┌─ The records

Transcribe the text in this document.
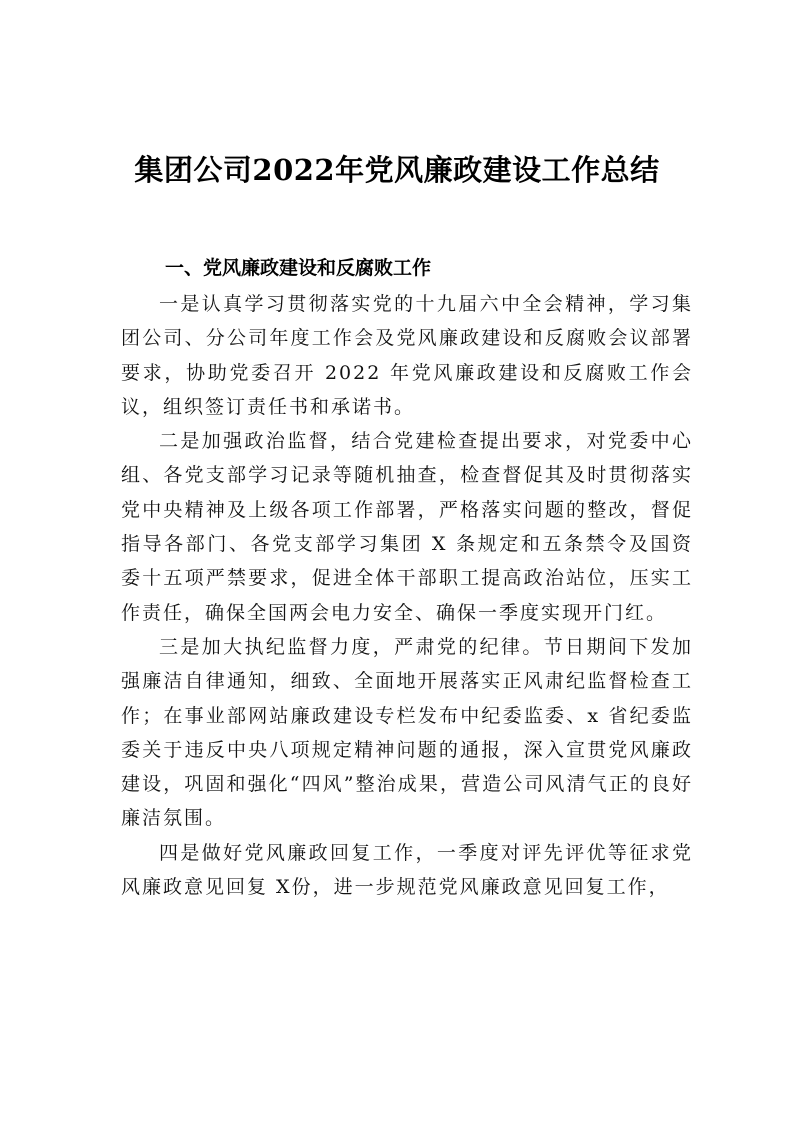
集团公司2022年党风廉政建设工作总结
一、党风廉政建设和反腐败工作

一是认真学习贯彻落实党的十九届六中全会精神，学习集团公司、分公司年度工作会及党风廉政建设和反腐败会议部署要求，协助党委召开 2022 年党风廉政建设和反腐败工作会议，组织签订责任书和承诺书。

二是加强政治监督，结合党建检查提出要求，对党委中心组、各党支部学习记录等随机抽查，检查督促其及时贯彻落实党中央精神及上级各项工作部署，严格落实问题的整改，督促指导各部门、各党支部学习集团 X 条规定和五条禁令及国资委十五项严禁要求，促进全体干部职工提高政治站位，压实工作责任，确保全国两会电力安全、确保一季度实现开门红。

三是加大执纪监督力度，严肃党的纪律。节日期间下发加强廉洁自律通知，细致、全面地开展落实正风肃纪监督检查工作；在事业部网站廉政建设专栏发布中纪委监委、x 省纪委监委关于违反中央八项规定精神问题的通报，深入宣贯党风廉政建设，巩固和强化“四风”整治成果，营造公司风清气正的良好廉洁氛围。

四是做好党风廉政回复工作，一季度对评先评优等征求党风廉政意见回复 X份，进一步规范党风廉政意见回复工作，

└─

:: Exercise prompt ::
Reproduce each line exactly as it appears, omitting the pictures.

:: Written response ::
Transcribe the text in this document.
集团公司2022年党风廉政建设工作总结
一、党风廉政建设和反腐败工作

一是认真学习贯彻落实党的十九届六中全会精神，学习集团公司、分公司年度工作会及党风廉政建设和反腐败会议部署要求，协助党委召开 2022 年党风廉政建设和反腐败工作会议，组织签订责任书和承诺书。

二是加强政治监督，结合党建检查提出要求，对党委中心组、各党支部学习记录等随机抽查，检查督促其及时贯彻落实党中央精神及上级各项工作部署，严格落实问题的整改，督促指导各部门、各党支部学习集团 X 条规定和五条禁令及国资委十五项严禁要求，促进全体干部职工提高政治站位，压实工作责任，确保全国两会电力安全、确保一季度实现开门红。

三是加大执纪监督力度，严肃党的纪律。节日期间下发加强廉洁自律通知，细致、全面地开展落实正风肃纪监督检查工作；在事业部网站廉政建设专栏发布中纪委监委、x 省纪委监委关于违反中央八项规定精神问题的通报，深入宣贯党风廉政建设，巩固和强化“四风”整治成果，营造公司风清气正的良好廉洁氛围。

四是做好党风廉政回复工作，一季度对评先评优等征求党风廉政意见回复 X份，进一步规范党风廉政意见回复工作，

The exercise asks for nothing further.